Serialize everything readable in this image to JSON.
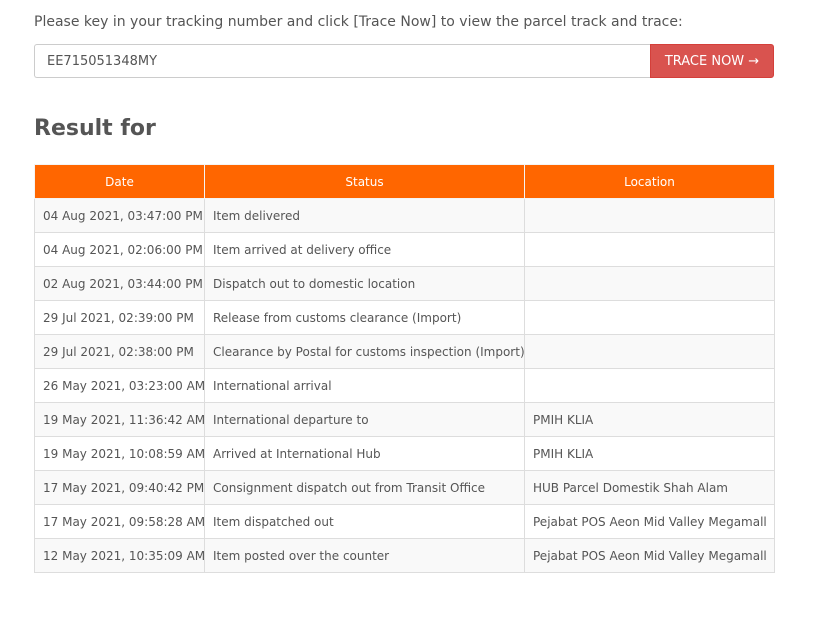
{
  "instruction": "Please key in your tracking number and click [Trace Now] to view the parcel track and trace:",
  "tracking": {
    "value": "EE715051348MY",
    "button_label": "TRACE NOW →"
  },
  "result_heading": "Result for",
  "table": {
    "headers": {
      "date": "Date",
      "status": "Status",
      "location": "Location"
    },
    "rows": [
      {
        "date": "04 Aug 2021, 03:47:00 PM",
        "status": "Item delivered",
        "location": ""
      },
      {
        "date": "04 Aug 2021, 02:06:00 PM",
        "status": "Item arrived at delivery office",
        "location": ""
      },
      {
        "date": "02 Aug 2021, 03:44:00 PM",
        "status": "Dispatch out to domestic location",
        "location": ""
      },
      {
        "date": "29 Jul 2021, 02:39:00 PM",
        "status": "Release from customs clearance (Import)",
        "location": ""
      },
      {
        "date": "29 Jul 2021, 02:38:00 PM",
        "status": "Clearance by Postal for customs inspection (Import)",
        "location": ""
      },
      {
        "date": "26 May 2021, 03:23:00 AM",
        "status": "International arrival",
        "location": ""
      },
      {
        "date": "19 May 2021, 11:36:42 AM",
        "status": "International departure to",
        "location": "PMIH KLIA"
      },
      {
        "date": "19 May 2021, 10:08:59 AM",
        "status": "Arrived at International Hub",
        "location": "PMIH KLIA"
      },
      {
        "date": "17 May 2021, 09:40:42 PM",
        "status": "Consignment dispatch out from Transit Office",
        "location": "HUB Parcel Domestik Shah Alam"
      },
      {
        "date": "17 May 2021, 09:58:28 AM",
        "status": "Item dispatched out",
        "location": "Pejabat POS Aeon Mid Valley Megamall"
      },
      {
        "date": "12 May 2021, 10:35:09 AM",
        "status": "Item posted over the counter",
        "location": "Pejabat POS Aeon Mid Valley Megamall"
      }
    ]
  },
  "colors": {
    "header_bg": "#ff6600",
    "button_bg": "#d9534f"
  }
}
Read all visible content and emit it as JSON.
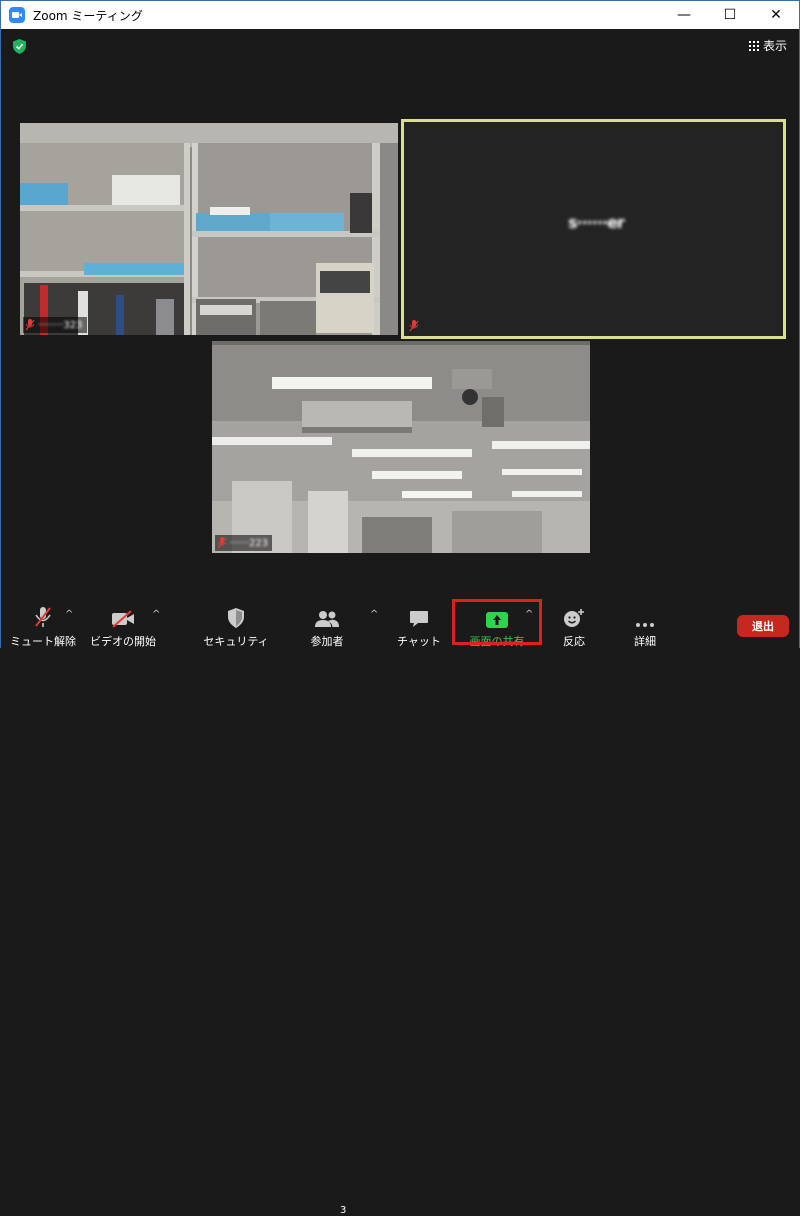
{
  "window": {
    "title": "Zoom ミーティング",
    "controls": {
      "minimize": "—",
      "maximize": "☐",
      "close": "✕"
    }
  },
  "top": {
    "view_label": "表示"
  },
  "participants": [
    {
      "name": "········323",
      "muted": true
    },
    {
      "name": "s······er",
      "muted": true,
      "active_speaker": true
    },
    {
      "name": "······223",
      "muted": true
    }
  ],
  "toolbar": {
    "mute": "ミュート解除",
    "video": "ビデオの開始",
    "security": "セキュリティ",
    "participants": "参加者",
    "participants_count": "3",
    "chat": "チャット",
    "share": "画面の共有",
    "reactions": "反応",
    "more": "詳細",
    "leave": "退出"
  },
  "colors": {
    "background": "#1a1a1a",
    "active_border": "#d8e08a",
    "share_green": "#30d34e",
    "leave_red": "#c4281e",
    "highlight_red": "#e02020",
    "shield_green": "#1fb35b"
  }
}
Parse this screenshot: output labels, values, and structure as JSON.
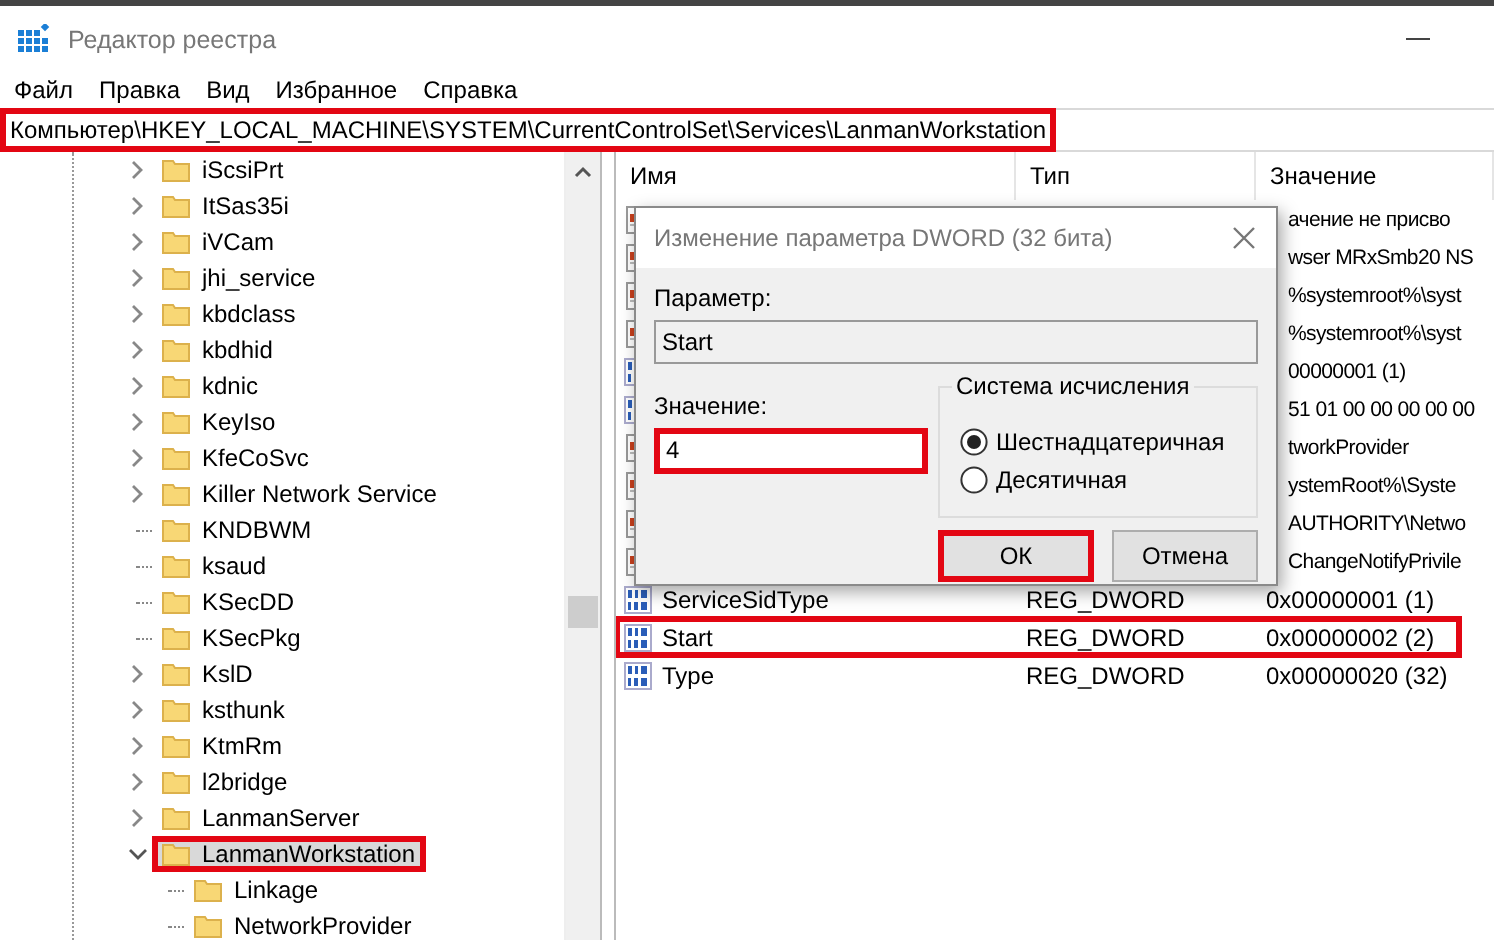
{
  "window": {
    "title": "Редактор реестра"
  },
  "menu": [
    "Файл",
    "Правка",
    "Вид",
    "Избранное",
    "Справка"
  ],
  "address": {
    "value": "Компьютер\\HKEY_LOCAL_MACHINE\\SYSTEM\\CurrentControlSet\\Services\\LanmanWorkstation",
    "highlighted": true
  },
  "tree": [
    {
      "label": "iScsiPrt",
      "expandable": true,
      "expanded": false,
      "selected": false,
      "highlighted": false
    },
    {
      "label": "ItSas35i",
      "expandable": true,
      "expanded": false,
      "selected": false,
      "highlighted": false
    },
    {
      "label": "iVCam",
      "expandable": true,
      "expanded": false,
      "selected": false,
      "highlighted": false
    },
    {
      "label": "jhi_service",
      "expandable": true,
      "expanded": false,
      "selected": false,
      "highlighted": false
    },
    {
      "label": "kbdclass",
      "expandable": true,
      "expanded": false,
      "selected": false,
      "highlighted": false
    },
    {
      "label": "kbdhid",
      "expandable": true,
      "expanded": false,
      "selected": false,
      "highlighted": false
    },
    {
      "label": "kdnic",
      "expandable": true,
      "expanded": false,
      "selected": false,
      "highlighted": false
    },
    {
      "label": "KeyIso",
      "expandable": true,
      "expanded": false,
      "selected": false,
      "highlighted": false
    },
    {
      "label": "KfeCoSvc",
      "expandable": true,
      "expanded": false,
      "selected": false,
      "highlighted": false
    },
    {
      "label": "Killer Network Service",
      "expandable": true,
      "expanded": false,
      "selected": false,
      "highlighted": false
    },
    {
      "label": "KNDBWM",
      "expandable": false,
      "selected": false,
      "highlighted": false
    },
    {
      "label": "ksaud",
      "expandable": false,
      "selected": false,
      "highlighted": false
    },
    {
      "label": "KSecDD",
      "expandable": false,
      "selected": false,
      "highlighted": false
    },
    {
      "label": "KSecPkg",
      "expandable": false,
      "selected": false,
      "highlighted": false
    },
    {
      "label": "KslD",
      "expandable": true,
      "expanded": false,
      "selected": false,
      "highlighted": false
    },
    {
      "label": "ksthunk",
      "expandable": true,
      "expanded": false,
      "selected": false,
      "highlighted": false
    },
    {
      "label": "KtmRm",
      "expandable": true,
      "expanded": false,
      "selected": false,
      "highlighted": false
    },
    {
      "label": "l2bridge",
      "expandable": true,
      "expanded": false,
      "selected": false,
      "highlighted": false
    },
    {
      "label": "LanmanServer",
      "expandable": true,
      "expanded": false,
      "selected": false,
      "highlighted": false
    },
    {
      "label": "LanmanWorkstation",
      "expandable": true,
      "expanded": true,
      "selected": true,
      "highlighted": true,
      "children": [
        {
          "label": "Linkage",
          "expandable": false,
          "selected": false,
          "highlighted": false
        },
        {
          "label": "NetworkProvider",
          "expandable": false,
          "selected": false,
          "highlighted": false
        }
      ]
    }
  ],
  "list": {
    "columns": [
      "Имя",
      "Тип",
      "Значение"
    ],
    "rows": [
      {
        "kind": "string",
        "value": "ачение не присво",
        "highlighted": false
      },
      {
        "kind": "string",
        "value": "wser MRxSmb20 NS",
        "highlighted": false
      },
      {
        "kind": "string",
        "value": "%systemroot%\\syst",
        "highlighted": false
      },
      {
        "kind": "string",
        "value": "%systemroot%\\syst",
        "highlighted": false
      },
      {
        "kind": "dword",
        "value": "00000001 (1)",
        "highlighted": false
      },
      {
        "kind": "dword",
        "value": "51 01 00 00 00 00 00",
        "highlighted": false
      },
      {
        "kind": "string",
        "value": "tworkProvider",
        "highlighted": false
      },
      {
        "kind": "string",
        "value": "ystemRoot%\\Syste",
        "highlighted": false
      },
      {
        "kind": "string",
        "value": "AUTHORITY\\Netwo",
        "highlighted": false
      },
      {
        "kind": "string",
        "value": "ChangeNotifyPrivile",
        "highlighted": false
      },
      {
        "kind": "dword",
        "name": "ServiceSidType",
        "type": "REG_DWORD",
        "value": "0x00000001 (1)",
        "highlighted": false
      },
      {
        "kind": "dword",
        "name": "Start",
        "type": "REG_DWORD",
        "value": "0x00000002 (2)",
        "highlighted": true
      },
      {
        "kind": "dword",
        "name": "Type",
        "type": "REG_DWORD",
        "value": "0x00000020 (32)",
        "highlighted": false
      }
    ]
  },
  "dialog": {
    "title": "Изменение параметра DWORD (32 бита)",
    "param_label": "Параметр:",
    "param_value": "Start",
    "value_label": "Значение:",
    "value": "4",
    "value_highlighted": true,
    "base_group": "Система исчисления",
    "bases": [
      {
        "label": "Шестнадцатеричная",
        "selected": true
      },
      {
        "label": "Десятичная",
        "selected": false
      }
    ],
    "buttons": [
      {
        "label": "ОК",
        "highlighted": true
      },
      {
        "label": "Отмена",
        "highlighted": false
      }
    ]
  }
}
* * * * * * *
*WRITTEN REQUEST*
Report how many lines in the data include the word "from", and give nothing but the count.

*THE OUTPUT*
2